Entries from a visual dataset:

>> Start

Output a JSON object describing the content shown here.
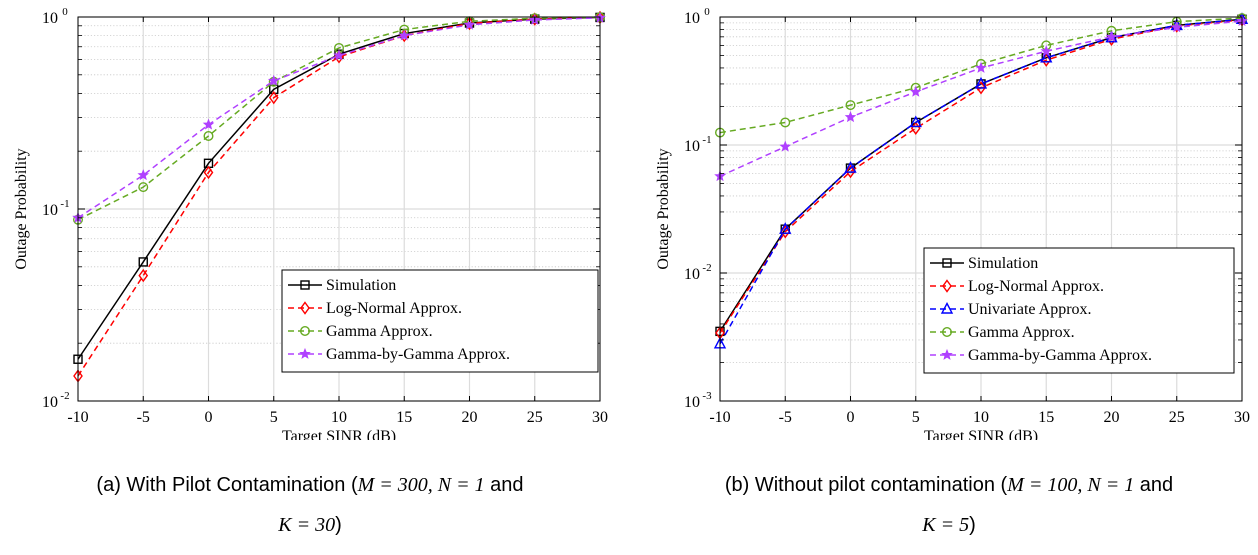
{
  "chart_data": [
    {
      "type": "line",
      "log_y": true,
      "grid": true,
      "legend_position": "bottom-right",
      "xlabel": "Target SINR (dB)",
      "ylabel": "Outage Probability",
      "xlim": [
        -10,
        30
      ],
      "ylim": [
        0.01,
        1
      ],
      "xticks": [
        "-10",
        "-5",
        "0",
        "5",
        "10",
        "15",
        "20",
        "25",
        "30"
      ],
      "yticks": [
        {
          "base": "10",
          "exp": "-2"
        },
        {
          "base": "10",
          "exp": "-1"
        },
        {
          "base": "10",
          "exp": "0"
        }
      ],
      "caption": {
        "line1_prefix": "(a) With Pilot Contamination (",
        "line1_math": "M = 300, N = 1",
        "line1_suffix": " and",
        "line2_math": "K = 30",
        "line2_suffix": ")"
      },
      "x": [
        -10,
        -5,
        0,
        5,
        10,
        15,
        20,
        25,
        30
      ],
      "series": [
        {
          "name": "Simulation",
          "color": "#000000",
          "dash": "solid",
          "marker": "square",
          "values": [
            0.0165,
            0.053,
            0.173,
            0.42,
            0.64,
            0.82,
            0.93,
            0.975,
            0.995
          ]
        },
        {
          "name": "Log-Normal Approx.",
          "color": "#ff0000",
          "dash": "dashed",
          "marker": "diamond",
          "values": [
            0.0135,
            0.045,
            0.155,
            0.38,
            0.62,
            0.8,
            0.925,
            0.975,
            0.995
          ]
        },
        {
          "name": "Gamma Approx.",
          "color": "#66aa22",
          "dash": "dashed",
          "marker": "circle",
          "values": [
            0.088,
            0.13,
            0.24,
            0.46,
            0.69,
            0.86,
            0.95,
            0.985,
            0.998
          ]
        },
        {
          "name": "Gamma-by-Gamma Approx.",
          "color": "#b040ff",
          "dash": "dashed",
          "marker": "star",
          "values": [
            0.09,
            0.15,
            0.275,
            0.465,
            0.63,
            0.8,
            0.91,
            0.965,
            0.99
          ]
        }
      ]
    },
    {
      "type": "line",
      "log_y": true,
      "grid": true,
      "legend_position": "bottom-right",
      "xlabel": "Target SINR (dB)",
      "ylabel": "Outage Probability",
      "xlim": [
        -10,
        30
      ],
      "ylim": [
        0.001,
        1
      ],
      "xticks": [
        "-10",
        "-5",
        "0",
        "5",
        "10",
        "15",
        "20",
        "25",
        "30"
      ],
      "yticks": [
        {
          "base": "10",
          "exp": "-3"
        },
        {
          "base": "10",
          "exp": "-2"
        },
        {
          "base": "10",
          "exp": "-1"
        },
        {
          "base": "10",
          "exp": "0"
        }
      ],
      "caption": {
        "line1_prefix": "(b) Without pilot contamination (",
        "line1_math": "M = 100, N = 1",
        "line1_suffix": " and",
        "line2_math": "K = 5",
        "line2_suffix": ")"
      },
      "x": [
        -10,
        -5,
        0,
        5,
        10,
        15,
        20,
        25,
        30
      ],
      "series": [
        {
          "name": "Simulation",
          "color": "#000000",
          "dash": "solid",
          "marker": "square",
          "values": [
            0.0035,
            0.022,
            0.066,
            0.15,
            0.3,
            0.48,
            0.69,
            0.86,
            0.96
          ]
        },
        {
          "name": "Log-Normal Approx.",
          "color": "#ff0000",
          "dash": "dashed",
          "marker": "diamond",
          "values": [
            0.0034,
            0.021,
            0.062,
            0.135,
            0.28,
            0.46,
            0.67,
            0.85,
            0.95
          ]
        },
        {
          "name": "Univariate Approx.",
          "color": "#0000ff",
          "dash": "dashed",
          "marker": "triangle",
          "values": [
            0.0028,
            0.022,
            0.066,
            0.15,
            0.3,
            0.48,
            0.69,
            0.86,
            0.96
          ]
        },
        {
          "name": "Gamma Approx.",
          "color": "#66aa22",
          "dash": "dashed",
          "marker": "circle",
          "values": [
            0.125,
            0.15,
            0.205,
            0.28,
            0.43,
            0.6,
            0.78,
            0.92,
            0.98
          ]
        },
        {
          "name": "Gamma-by-Gamma Approx.",
          "color": "#b040ff",
          "dash": "dashed",
          "marker": "star",
          "values": [
            0.057,
            0.097,
            0.165,
            0.26,
            0.4,
            0.54,
            0.7,
            0.83,
            0.93
          ]
        }
      ]
    }
  ]
}
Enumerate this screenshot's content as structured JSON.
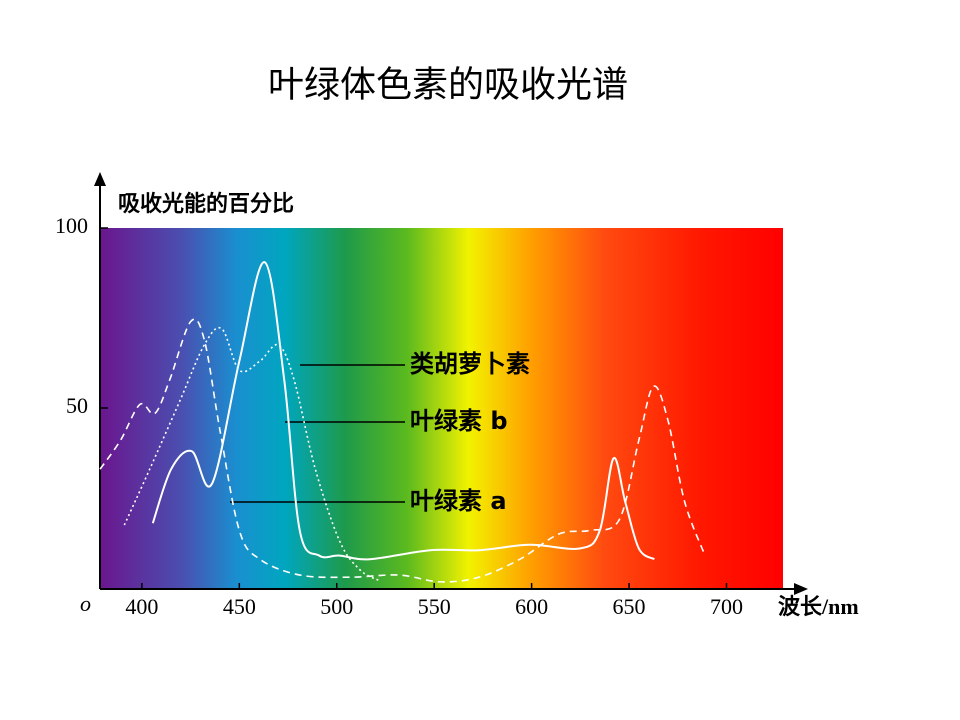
{
  "chart_data": {
    "type": "line",
    "title": "叶绿体色素的吸收光谱",
    "y_label": "吸收光能的百分比",
    "x_label": "波长/nm",
    "origin_label": "o",
    "xlim": [
      378.5,
      729
    ],
    "ylim": [
      0,
      100
    ],
    "xticks": [
      400,
      450,
      500,
      550,
      600,
      650,
      700
    ],
    "yticks": [
      50,
      100
    ],
    "grid": false,
    "series": [
      {
        "name": "类胡萝卜素",
        "color": "#ffffff",
        "style": "dotted",
        "x": [
          391,
          404,
          419.5,
          432,
          441,
          450,
          460.5,
          470,
          478,
          489,
          501.5,
          512,
          522
        ],
        "values": [
          17.5,
          33,
          52,
          67.5,
          72,
          60.5,
          63,
          67.5,
          58,
          33,
          13,
          5,
          2
        ]
      },
      {
        "name": "叶绿素 b",
        "color": "#ffffff",
        "style": "solid",
        "x": [
          405.6,
          415,
          425.6,
          436,
          450,
          463,
          473,
          481,
          491,
          501.5,
          517,
          548,
          573,
          599,
          625,
          635,
          642,
          648,
          655,
          663
        ],
        "values": [
          18,
          33,
          38,
          29,
          63,
          90.5,
          58,
          16,
          9,
          9,
          8,
          10.5,
          10.5,
          12,
          11,
          16,
          36,
          24,
          11,
          8
        ]
      },
      {
        "name": "叶绿素 a",
        "color": "#ffffff",
        "style": "dashed",
        "x": [
          378.5,
          389,
          399,
          406.7,
          414.4,
          425,
          432,
          440,
          450,
          460.5,
          481,
          506.7,
          532,
          553,
          573,
          594,
          614,
          630,
          645,
          655,
          662.5,
          670,
          678.5,
          689
        ],
        "values": [
          33,
          41,
          51,
          48.5,
          58,
          74,
          69,
          44,
          16,
          8,
          3.6,
          3,
          3.6,
          1.7,
          3,
          8,
          15,
          16,
          19,
          41,
          56,
          46.5,
          24,
          9
        ]
      }
    ]
  }
}
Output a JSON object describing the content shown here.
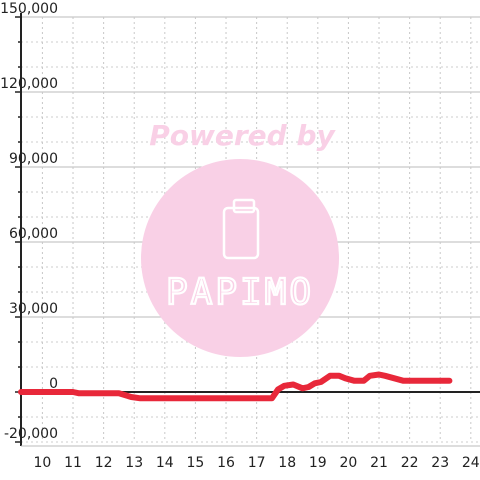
{
  "watermark": {
    "tagline": "Powered by",
    "brand": "PAPIMO",
    "color": "#f9d0e6"
  },
  "chart_data": {
    "type": "line",
    "title": "",
    "xlabel": "",
    "ylabel": "",
    "xlim": [
      9.3,
      24.3
    ],
    "ylim": [
      -20000,
      150000
    ],
    "x_ticks": [
      10,
      11,
      12,
      13,
      14,
      15,
      16,
      17,
      18,
      19,
      20,
      21,
      22,
      23,
      24
    ],
    "y_ticks": [
      -20000,
      0,
      30000,
      60000,
      90000,
      120000,
      150000
    ],
    "y_tick_labels": [
      "-20,000",
      "0",
      "30,000",
      "60,000",
      "90,000",
      "120,000",
      "150,000"
    ],
    "grid": true,
    "series": [
      {
        "color": "#e8283a",
        "x": [
          9.3,
          10,
          11,
          11.2,
          12,
          12.5,
          12.9,
          13.2,
          14,
          15,
          16,
          17,
          17.5,
          17.7,
          17.9,
          18.2,
          18.5,
          18.7,
          18.9,
          19.1,
          19.4,
          19.7,
          19.9,
          20.2,
          20.5,
          20.7,
          21,
          21.2,
          21.5,
          21.8,
          22.2,
          22.6,
          23,
          23.3
        ],
        "y": [
          0,
          0,
          0,
          -500,
          -500,
          -500,
          -2000,
          -2500,
          -2500,
          -2500,
          -2500,
          -2500,
          -2500,
          1000,
          2500,
          3000,
          1500,
          2000,
          3500,
          4000,
          6500,
          6500,
          5500,
          4500,
          4500,
          6500,
          7000,
          6500,
          5500,
          4500,
          4500,
          4500,
          4500,
          4500
        ]
      }
    ]
  }
}
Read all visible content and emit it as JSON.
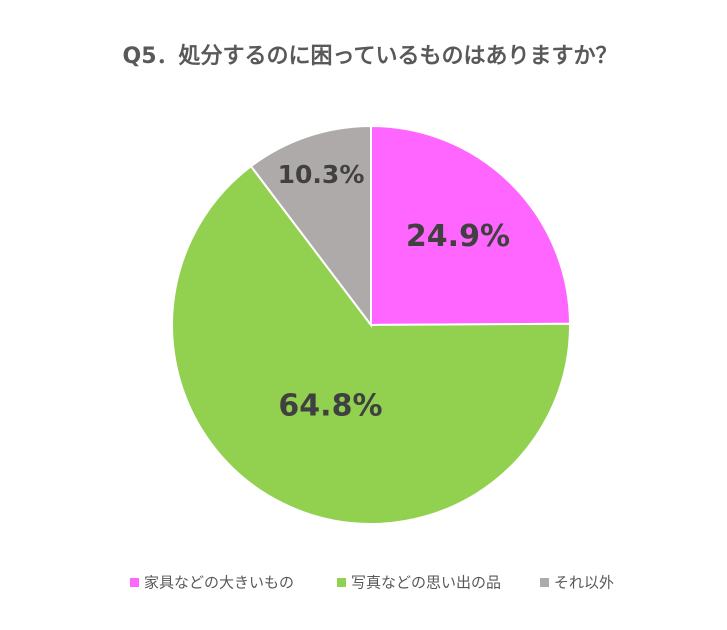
{
  "chart_data": {
    "type": "pie",
    "title": "Q5．処分するのに困っているものはありますか？",
    "categories": [
      "家具などの大きいもの",
      "写真などの思い出の品",
      "それ以外"
    ],
    "values": [
      24.9,
      64.8,
      10.3
    ],
    "value_labels": [
      "24.9%",
      "64.8%",
      "10.3%"
    ],
    "colors": [
      "#ff66ff",
      "#92d050",
      "#aeaaaa"
    ],
    "legend": "bottom"
  }
}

>> End

Look over the records above and copy each line that includes the string "content".

RESPONSE BELOW:
Output a JSON object describing the content shown here.
Enumerate this screenshot's content as structured JSON.
Output a JSON object describing the content shown here.
Read all visible content and emit it as JSON.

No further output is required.